SOAL LATIHAN:
Tulis ulang semua catatan di bawah dan tukar setiap "x-tick-label" dengan "label-sumbu-x", dengan bagian lain tetap sama. Jangan masukkan gambar ke dalam jawaban.
========================
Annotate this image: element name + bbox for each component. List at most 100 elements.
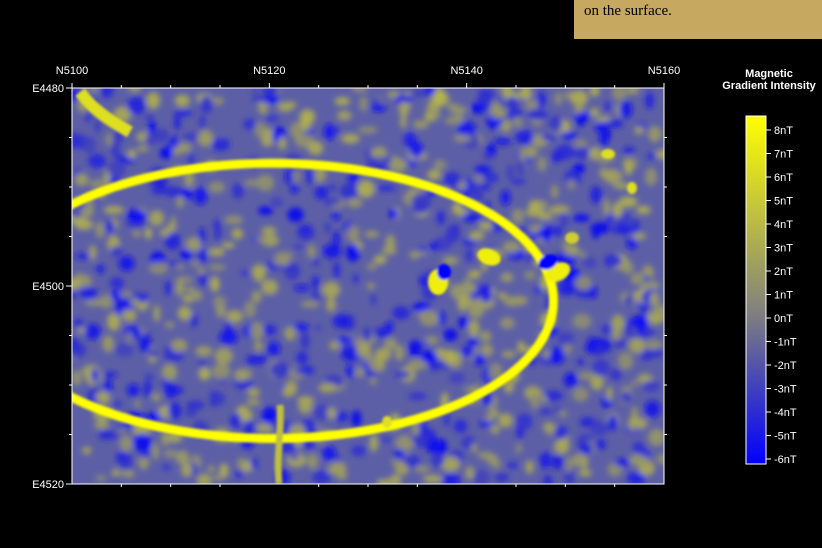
texture-blob (341, 344, 360, 362)
texture-blob (427, 169, 442, 181)
texture-blob (389, 474, 402, 484)
texture-blob (500, 88, 513, 96)
texture-blob (324, 221, 331, 234)
texture-blob (529, 391, 541, 410)
texture-blob (72, 278, 82, 290)
texture-blob (261, 406, 278, 425)
texture-blob (164, 322, 175, 328)
texture-blob (265, 115, 280, 122)
texture-blob (210, 391, 226, 406)
texture-blob (74, 219, 94, 230)
texture-blob (219, 329, 239, 345)
texture-blob (436, 210, 446, 225)
texture-blob (528, 108, 548, 121)
texture-blob (191, 261, 200, 267)
texture-blob (500, 189, 511, 206)
texture-blob (641, 462, 655, 471)
x-tick-label: N5160 (648, 65, 680, 77)
texture-blob (146, 92, 161, 109)
texture-blob (171, 232, 180, 249)
texture-blob (641, 303, 648, 317)
texture-blob (614, 458, 632, 467)
texture-blob (143, 373, 155, 382)
texture-blob (196, 473, 212, 484)
texture-blob (628, 416, 638, 432)
texture-blob (639, 205, 651, 215)
texture-blob (525, 460, 535, 474)
texture-blob (431, 91, 449, 107)
texture-blob (457, 180, 468, 191)
texture-blob (327, 197, 341, 206)
texture-blob (632, 441, 645, 454)
texture-blob (419, 309, 439, 327)
colorbar-label: -2nT (774, 360, 797, 372)
colorbar-label: 1nT (774, 290, 793, 302)
texture-blob (517, 340, 525, 349)
texture-blob (198, 113, 206, 131)
texture-blob (363, 327, 371, 343)
texture-blob (445, 349, 456, 366)
texture-blob (371, 105, 387, 112)
texture-blob (592, 358, 610, 377)
texture-blob (149, 262, 168, 274)
texture-blob (440, 456, 461, 472)
colorbar-label: 2nT (774, 266, 793, 278)
texture-blob (251, 95, 265, 103)
texture-blob (200, 95, 213, 113)
texture-blob (246, 354, 260, 366)
texture-blob (323, 123, 335, 141)
anomaly-small (382, 416, 392, 428)
texture-blob (72, 370, 82, 386)
texture-blob (465, 466, 475, 480)
texture-blob (94, 119, 101, 133)
texture-blob (115, 342, 134, 358)
texture-blob (102, 335, 115, 353)
texture-blob (284, 380, 298, 396)
texture-blob (563, 248, 581, 256)
texture-blob (573, 214, 590, 223)
x-tick-label: N5120 (253, 65, 285, 77)
texture-blob (605, 118, 624, 129)
texture-blob (138, 336, 152, 353)
texture-blob (398, 101, 410, 117)
texture-blob (331, 212, 341, 221)
texture-blob (99, 294, 113, 309)
texture-blob (197, 247, 208, 264)
texture-blob (603, 254, 623, 268)
texture-blob (579, 251, 586, 258)
texture-blob (507, 462, 518, 469)
texture-blob (117, 108, 130, 122)
texture-blob (464, 248, 475, 263)
texture-blob (553, 439, 570, 455)
texture-blob (126, 331, 133, 344)
texture-blob (189, 290, 203, 301)
texture-blob (511, 208, 524, 224)
texture-blob (441, 473, 461, 484)
texture-blob (284, 262, 300, 280)
texture-blob (164, 351, 177, 362)
texture-blob (612, 202, 623, 218)
texture-blob (498, 413, 513, 428)
texture-blob (369, 434, 379, 452)
texture-blob (473, 353, 486, 366)
texture-blob (136, 436, 151, 453)
texture-blob (185, 400, 205, 411)
texture-blob (427, 437, 442, 452)
texture-blob (161, 463, 172, 472)
texture-blob (337, 110, 352, 121)
texture-blob (265, 425, 273, 434)
texture-blob (561, 240, 569, 248)
texture-blob (357, 180, 375, 198)
texture-blob (307, 141, 324, 156)
texture-blob (144, 227, 153, 240)
texture-blob (407, 359, 428, 371)
texture-blob (446, 102, 459, 111)
texture-blob (626, 236, 638, 250)
texture-blob (85, 111, 92, 123)
texture-blob (109, 277, 125, 289)
texture-blob (640, 281, 661, 290)
texture-blob (626, 290, 633, 309)
texture-blob (106, 160, 126, 178)
texture-blob (244, 418, 254, 437)
texture-blob (326, 297, 337, 313)
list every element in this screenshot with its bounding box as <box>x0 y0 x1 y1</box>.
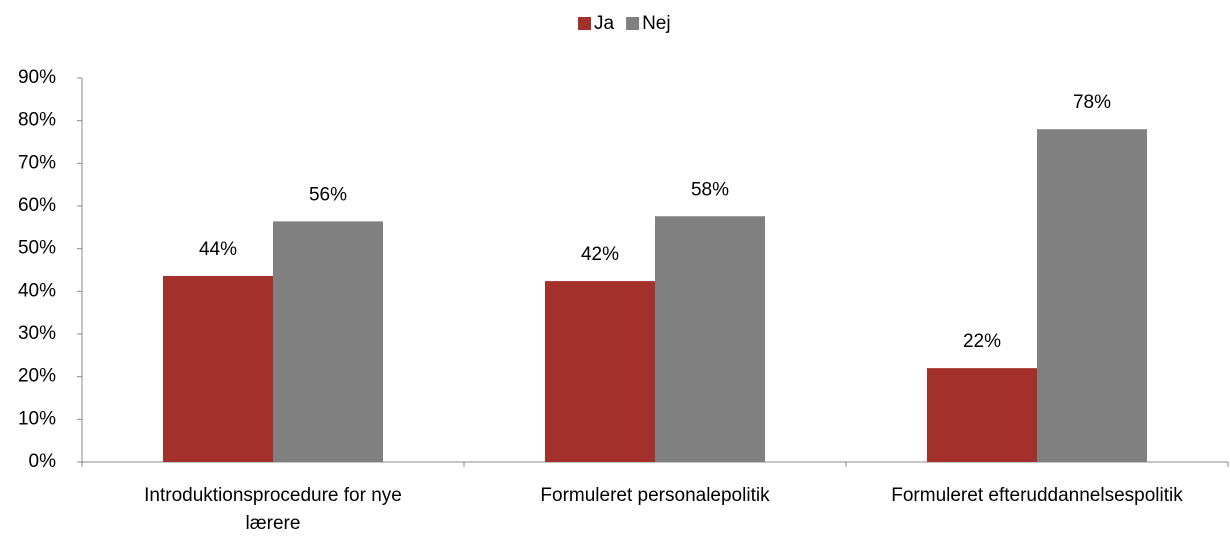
data-label: 56% <box>309 184 347 205</box>
data-label: 78% <box>1073 92 1111 113</box>
x-tick-label: Introduktionsprocedure for nye lærere <box>144 485 402 534</box>
bar <box>655 216 765 462</box>
y-tick-label: 60% <box>18 195 56 216</box>
y-tick-label: 40% <box>18 280 56 301</box>
y-tick-label: 50% <box>18 238 56 259</box>
bar <box>927 368 1037 462</box>
bar <box>163 275 273 462</box>
y-tick-label: 30% <box>18 323 56 344</box>
y-tick-label: 20% <box>18 366 56 387</box>
bar <box>273 221 383 462</box>
legend-label: Ja <box>594 13 615 34</box>
legend-swatch <box>578 17 591 30</box>
data-label: 44% <box>199 239 237 260</box>
y-tick-label: 0% <box>29 451 57 472</box>
y-tick-label: 90% <box>18 67 56 88</box>
legend-label: Nej <box>642 13 671 34</box>
data-label: 58% <box>691 179 729 200</box>
y-tick-label: 70% <box>18 152 56 173</box>
y-tick-label: 80% <box>18 110 56 131</box>
y-tick-label: 10% <box>18 408 56 429</box>
x-tick-label: Formuleret efteruddannelsespolitik <box>891 485 1183 506</box>
legend-swatch <box>626 17 640 30</box>
bar <box>545 281 655 462</box>
x-tick-label: Formuleret personalepolitik <box>540 485 770 506</box>
bar <box>1037 129 1147 462</box>
data-label: 22% <box>963 331 1001 352</box>
data-label: 42% <box>581 244 619 265</box>
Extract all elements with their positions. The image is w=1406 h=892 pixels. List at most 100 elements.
========================
JAWABAN TERTULIS:
Annotate this image: element name + bbox for each component. List at most 100 elements.
texture-blob (341, 344, 360, 362)
texture-blob (427, 169, 442, 181)
texture-blob (389, 474, 402, 484)
texture-blob (500, 88, 513, 96)
texture-blob (324, 221, 331, 234)
texture-blob (529, 391, 541, 410)
texture-blob (72, 278, 82, 290)
texture-blob (261, 406, 278, 425)
texture-blob (164, 322, 175, 328)
texture-blob (265, 115, 280, 122)
texture-blob (210, 391, 226, 406)
texture-blob (74, 219, 94, 230)
texture-blob (219, 329, 239, 345)
texture-blob (436, 210, 446, 225)
texture-blob (528, 108, 548, 121)
texture-blob (191, 261, 200, 267)
texture-blob (500, 189, 511, 206)
texture-blob (641, 462, 655, 471)
label-sumbu-x: N5160 (648, 65, 680, 77)
texture-blob (146, 92, 161, 109)
texture-blob (171, 232, 180, 249)
texture-blob (641, 303, 648, 317)
texture-blob (614, 458, 632, 467)
texture-blob (143, 373, 155, 382)
texture-blob (196, 473, 212, 484)
texture-blob (628, 416, 638, 432)
texture-blob (639, 205, 651, 215)
texture-blob (525, 460, 535, 474)
texture-blob (431, 91, 449, 107)
texture-blob (457, 180, 468, 191)
texture-blob (327, 197, 341, 206)
texture-blob (632, 441, 645, 454)
texture-blob (419, 309, 439, 327)
colorbar-label: -2nT (774, 360, 797, 372)
colorbar-label: 1nT (774, 290, 793, 302)
texture-blob (517, 340, 525, 349)
texture-blob (198, 113, 206, 131)
texture-blob (363, 327, 371, 343)
texture-blob (445, 349, 456, 366)
texture-blob (371, 105, 387, 112)
texture-blob (592, 358, 610, 377)
texture-blob (149, 262, 168, 274)
texture-blob (440, 456, 461, 472)
colorbar-label: 2nT (774, 266, 793, 278)
texture-blob (251, 95, 265, 103)
texture-blob (200, 95, 213, 113)
texture-blob (246, 354, 260, 366)
texture-blob (323, 123, 335, 141)
anomaly-small (382, 416, 392, 428)
texture-blob (72, 370, 82, 386)
texture-blob (465, 466, 475, 480)
texture-blob (94, 119, 101, 133)
texture-blob (115, 342, 134, 358)
texture-blob (102, 335, 115, 353)
texture-blob (284, 380, 298, 396)
texture-blob (563, 248, 581, 256)
texture-blob (573, 214, 590, 223)
label-sumbu-x: N5120 (253, 65, 285, 77)
texture-blob (605, 118, 624, 129)
texture-blob (138, 336, 152, 353)
texture-blob (398, 101, 410, 117)
texture-blob (331, 212, 341, 221)
texture-blob (99, 294, 113, 309)
texture-blob (197, 247, 208, 264)
texture-blob (603, 254, 623, 268)
texture-blob (579, 251, 586, 258)
texture-blob (507, 462, 518, 469)
texture-blob (117, 108, 130, 122)
texture-blob (464, 248, 475, 263)
texture-blob (553, 439, 570, 455)
texture-blob (126, 331, 133, 344)
texture-blob (189, 290, 203, 301)
texture-blob (511, 208, 524, 224)
texture-blob (441, 473, 461, 484)
texture-blob (284, 262, 300, 280)
texture-blob (164, 351, 177, 362)
texture-blob (612, 202, 623, 218)
texture-blob (498, 413, 513, 428)
texture-blob (369, 434, 379, 452)
texture-blob (473, 353, 486, 366)
texture-blob (136, 436, 151, 453)
texture-blob (185, 400, 205, 411)
texture-blob (427, 437, 442, 452)
texture-blob (161, 463, 172, 472)
texture-blob (337, 110, 352, 121)
texture-blob (265, 425, 273, 434)
texture-blob (561, 240, 569, 248)
texture-blob (357, 180, 375, 198)
texture-blob (307, 141, 324, 156)
texture-blob (144, 227, 153, 240)
texture-blob (407, 359, 428, 371)
texture-blob (446, 102, 459, 111)
texture-blob (626, 236, 638, 250)
texture-blob (85, 111, 92, 123)
texture-blob (109, 277, 125, 289)
texture-blob (640, 281, 661, 290)
texture-blob (626, 290, 633, 309)
texture-blob (106, 160, 126, 178)
texture-blob (244, 418, 254, 437)
texture-blob (326, 297, 337, 313)
list every element in this screenshot with its bounding box as <box>x0 y0 x1 y1</box>.
data-label: 56% <box>309 184 347 205</box>
data-label: 78% <box>1073 92 1111 113</box>
label-sumbu-x: Introduktionsprocedure for nye lærere <box>144 485 402 534</box>
bar <box>655 216 765 462</box>
y-tick-label: 60% <box>18 195 56 216</box>
y-tick-label: 40% <box>18 280 56 301</box>
y-tick-label: 50% <box>18 238 56 259</box>
bar <box>927 368 1037 462</box>
bar <box>163 275 273 462</box>
y-tick-label: 30% <box>18 323 56 344</box>
y-tick-label: 20% <box>18 366 56 387</box>
bar <box>273 221 383 462</box>
legend-label: Ja <box>594 13 615 34</box>
legend-swatch <box>578 17 591 30</box>
data-label: 44% <box>199 239 237 260</box>
y-tick-label: 0% <box>29 451 57 472</box>
y-tick-label: 90% <box>18 67 56 88</box>
legend-label: Nej <box>642 13 671 34</box>
data-label: 58% <box>691 179 729 200</box>
y-tick-label: 70% <box>18 152 56 173</box>
y-tick-label: 80% <box>18 110 56 131</box>
y-tick-label: 10% <box>18 408 56 429</box>
label-sumbu-x: Formuleret efteruddannelsespolitik <box>891 485 1183 506</box>
legend-swatch <box>626 17 640 30</box>
bar <box>545 281 655 462</box>
label-sumbu-x: Formuleret personalepolitik <box>540 485 770 506</box>
bar <box>1037 129 1147 462</box>
data-label: 22% <box>963 331 1001 352</box>
data-label: 42% <box>581 244 619 265</box>
Extract all elements with their positions. The image is w=1406 h=892 pixels. List at most 100 elements.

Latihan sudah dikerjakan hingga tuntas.